**WHAT YOU NEED TO DO**
Here are some records; copy every line that holds the word "change".

Some records:
— Start —

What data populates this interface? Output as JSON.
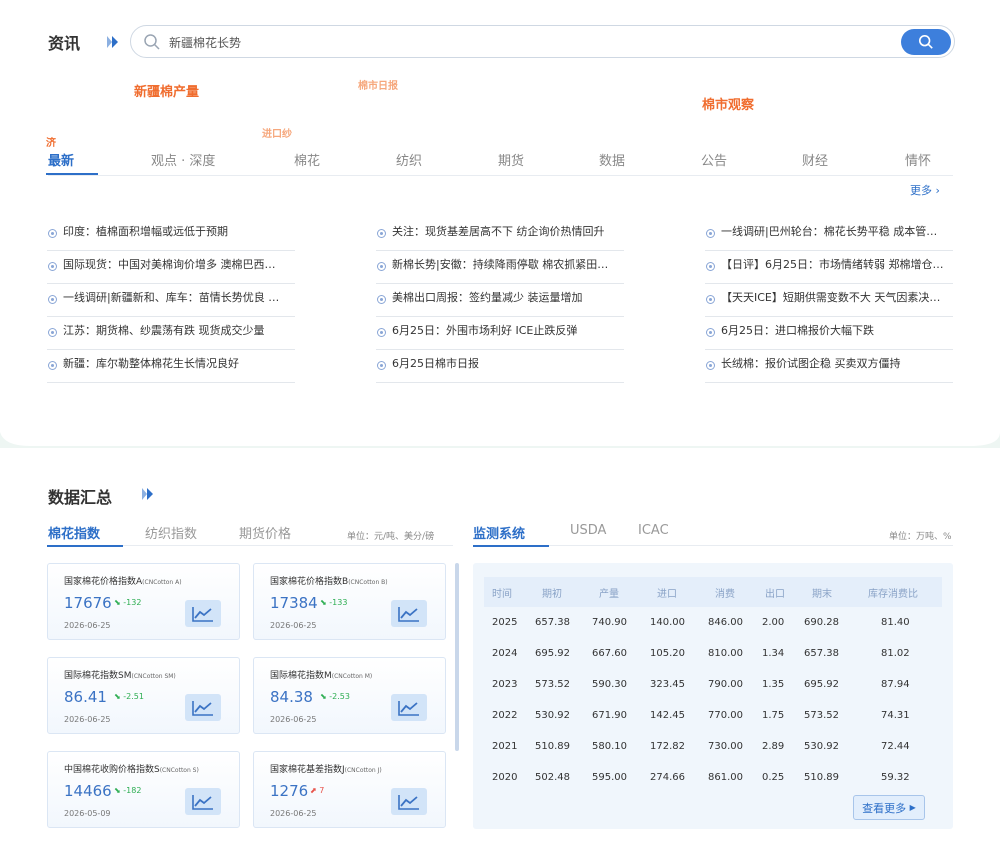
{
  "news": {
    "title": "资讯",
    "search": {
      "value": "新疆棉花长势"
    },
    "hot_tags": [
      "新疆棉产量",
      "棉市日报",
      "棉市观察",
      "进口纱",
      "济"
    ],
    "tabs": [
      "最新",
      "观点 · 深度",
      "棉花",
      "纺织",
      "期货",
      "数据",
      "公告",
      "财经",
      "情怀"
    ],
    "more": "更多",
    "columns": [
      [
        "印度：植棉面积增幅或远低于预期",
        "国际现货：中国对美棉询价增多 澳棉巴西…",
        "一线调研|新疆新和、库车：苗情长势优良 …",
        "江苏：期货棉、纱震荡有跌 现货成交少量",
        "新疆：库尔勒整体棉花生长情况良好"
      ],
      [
        "关注：现货基差居高不下 纺企询价热情回升",
        "新棉长势|安徽：持续降雨停歇 棉农抓紧田…",
        "美棉出口周报：签约量减少 装运量增加",
        "6月25日：外围市场利好 ICE止跌反弹",
        "6月25日棉市日报"
      ],
      [
        "一线调研|巴州轮台：棉花长势平稳 成本管…",
        "【日评】6月25日：市场情绪转弱 郑棉增仓…",
        "【天天ICE】短期供需变数不大 天气因素决…",
        "6月25日：进口棉报价大幅下跌",
        "长绒棉：报价试图企稳 买卖双方僵持"
      ]
    ]
  },
  "data": {
    "title": "数据汇总",
    "left_tabs": [
      "棉花指数",
      "纺织指数",
      "期货价格"
    ],
    "left_unit": "单位：元/吨、美分/磅",
    "right_tabs": [
      "监测系统",
      "USDA",
      "ICAC"
    ],
    "right_unit": "单位：万吨、%",
    "cards": [
      {
        "name": "国家棉花价格指数A",
        "code": "(CNCotton A)",
        "value": "17676",
        "change": "-132",
        "dir": "down",
        "date": "2026-06-25"
      },
      {
        "name": "国家棉花价格指数B",
        "code": "(CNCotton B)",
        "value": "17384",
        "change": "-133",
        "dir": "down",
        "date": "2026-06-25"
      },
      {
        "name": "国际棉花指数SM",
        "code": "(CNCotton SM)",
        "value": "86.41",
        "change": "-2.51",
        "dir": "down",
        "date": "2026-06-25"
      },
      {
        "name": "国际棉花指数M",
        "code": "(CNCotton M)",
        "value": "84.38",
        "change": "-2.53",
        "dir": "down",
        "date": "2026-06-25"
      },
      {
        "name": "中国棉花收购价格指数S",
        "code": "(CNCotton S)",
        "value": "14466",
        "change": "-182",
        "dir": "down",
        "date": "2026-05-09"
      },
      {
        "name": "国家棉花基差指数J",
        "code": "(CNCotton J)",
        "value": "1276",
        "change": "7",
        "dir": "up",
        "date": "2026-06-25"
      }
    ],
    "table": {
      "headers": [
        "时间",
        "期初",
        "产量",
        "进口",
        "消费",
        "出口",
        "期末",
        "库存消费比"
      ],
      "rows": [
        [
          "2025",
          "657.38",
          "740.90",
          "140.00",
          "846.00",
          "2.00",
          "690.28",
          "81.40"
        ],
        [
          "2024",
          "695.92",
          "667.60",
          "105.20",
          "810.00",
          "1.34",
          "657.38",
          "81.02"
        ],
        [
          "2023",
          "573.52",
          "590.30",
          "323.45",
          "790.00",
          "1.35",
          "695.92",
          "87.94"
        ],
        [
          "2022",
          "530.92",
          "671.90",
          "142.45",
          "770.00",
          "1.75",
          "573.52",
          "74.31"
        ],
        [
          "2021",
          "510.89",
          "580.10",
          "172.82",
          "730.00",
          "2.89",
          "530.92",
          "72.44"
        ],
        [
          "2020",
          "502.48",
          "595.00",
          "274.66",
          "861.00",
          "0.25",
          "510.89",
          "59.32"
        ]
      ],
      "more": "查看更多"
    }
  },
  "colors": {
    "accent": "#2d6fc8",
    "hot": "#f06d2f",
    "down": "#2fae53",
    "up": "#e8534a"
  }
}
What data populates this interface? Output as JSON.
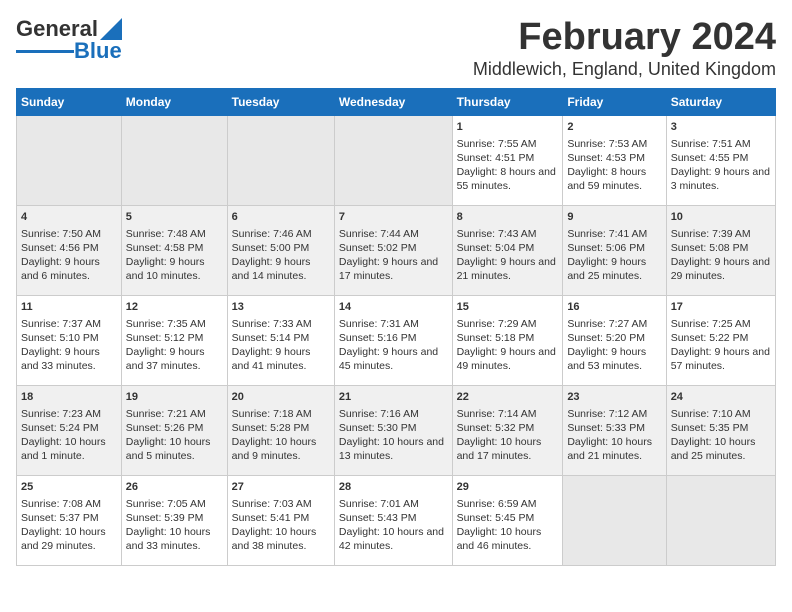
{
  "header": {
    "logo_line1": "General",
    "logo_line2": "Blue",
    "title": "February 2024",
    "subtitle": "Middlewich, England, United Kingdom"
  },
  "columns": [
    "Sunday",
    "Monday",
    "Tuesday",
    "Wednesday",
    "Thursday",
    "Friday",
    "Saturday"
  ],
  "weeks": [
    [
      {
        "day": "",
        "empty": true
      },
      {
        "day": "",
        "empty": true
      },
      {
        "day": "",
        "empty": true
      },
      {
        "day": "",
        "empty": true
      },
      {
        "day": "1",
        "sunrise": "7:55 AM",
        "sunset": "4:51 PM",
        "daylight": "8 hours and 55 minutes."
      },
      {
        "day": "2",
        "sunrise": "7:53 AM",
        "sunset": "4:53 PM",
        "daylight": "8 hours and 59 minutes."
      },
      {
        "day": "3",
        "sunrise": "7:51 AM",
        "sunset": "4:55 PM",
        "daylight": "9 hours and 3 minutes."
      }
    ],
    [
      {
        "day": "4",
        "sunrise": "7:50 AM",
        "sunset": "4:56 PM",
        "daylight": "9 hours and 6 minutes."
      },
      {
        "day": "5",
        "sunrise": "7:48 AM",
        "sunset": "4:58 PM",
        "daylight": "9 hours and 10 minutes."
      },
      {
        "day": "6",
        "sunrise": "7:46 AM",
        "sunset": "5:00 PM",
        "daylight": "9 hours and 14 minutes."
      },
      {
        "day": "7",
        "sunrise": "7:44 AM",
        "sunset": "5:02 PM",
        "daylight": "9 hours and 17 minutes."
      },
      {
        "day": "8",
        "sunrise": "7:43 AM",
        "sunset": "5:04 PM",
        "daylight": "9 hours and 21 minutes."
      },
      {
        "day": "9",
        "sunrise": "7:41 AM",
        "sunset": "5:06 PM",
        "daylight": "9 hours and 25 minutes."
      },
      {
        "day": "10",
        "sunrise": "7:39 AM",
        "sunset": "5:08 PM",
        "daylight": "9 hours and 29 minutes."
      }
    ],
    [
      {
        "day": "11",
        "sunrise": "7:37 AM",
        "sunset": "5:10 PM",
        "daylight": "9 hours and 33 minutes."
      },
      {
        "day": "12",
        "sunrise": "7:35 AM",
        "sunset": "5:12 PM",
        "daylight": "9 hours and 37 minutes."
      },
      {
        "day": "13",
        "sunrise": "7:33 AM",
        "sunset": "5:14 PM",
        "daylight": "9 hours and 41 minutes."
      },
      {
        "day": "14",
        "sunrise": "7:31 AM",
        "sunset": "5:16 PM",
        "daylight": "9 hours and 45 minutes."
      },
      {
        "day": "15",
        "sunrise": "7:29 AM",
        "sunset": "5:18 PM",
        "daylight": "9 hours and 49 minutes."
      },
      {
        "day": "16",
        "sunrise": "7:27 AM",
        "sunset": "5:20 PM",
        "daylight": "9 hours and 53 minutes."
      },
      {
        "day": "17",
        "sunrise": "7:25 AM",
        "sunset": "5:22 PM",
        "daylight": "9 hours and 57 minutes."
      }
    ],
    [
      {
        "day": "18",
        "sunrise": "7:23 AM",
        "sunset": "5:24 PM",
        "daylight": "10 hours and 1 minute."
      },
      {
        "day": "19",
        "sunrise": "7:21 AM",
        "sunset": "5:26 PM",
        "daylight": "10 hours and 5 minutes."
      },
      {
        "day": "20",
        "sunrise": "7:18 AM",
        "sunset": "5:28 PM",
        "daylight": "10 hours and 9 minutes."
      },
      {
        "day": "21",
        "sunrise": "7:16 AM",
        "sunset": "5:30 PM",
        "daylight": "10 hours and 13 minutes."
      },
      {
        "day": "22",
        "sunrise": "7:14 AM",
        "sunset": "5:32 PM",
        "daylight": "10 hours and 17 minutes."
      },
      {
        "day": "23",
        "sunrise": "7:12 AM",
        "sunset": "5:33 PM",
        "daylight": "10 hours and 21 minutes."
      },
      {
        "day": "24",
        "sunrise": "7:10 AM",
        "sunset": "5:35 PM",
        "daylight": "10 hours and 25 minutes."
      }
    ],
    [
      {
        "day": "25",
        "sunrise": "7:08 AM",
        "sunset": "5:37 PM",
        "daylight": "10 hours and 29 minutes."
      },
      {
        "day": "26",
        "sunrise": "7:05 AM",
        "sunset": "5:39 PM",
        "daylight": "10 hours and 33 minutes."
      },
      {
        "day": "27",
        "sunrise": "7:03 AM",
        "sunset": "5:41 PM",
        "daylight": "10 hours and 38 minutes."
      },
      {
        "day": "28",
        "sunrise": "7:01 AM",
        "sunset": "5:43 PM",
        "daylight": "10 hours and 42 minutes."
      },
      {
        "day": "29",
        "sunrise": "6:59 AM",
        "sunset": "5:45 PM",
        "daylight": "10 hours and 46 minutes."
      },
      {
        "day": "",
        "empty": true
      },
      {
        "day": "",
        "empty": true
      }
    ]
  ]
}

— End —

**WORKED ANSWER**
        "change": "-132",
        "change": "-133",
        "change": "-2.51",
        "change": "-2.53",
        "change": "-182",
        "change": "7",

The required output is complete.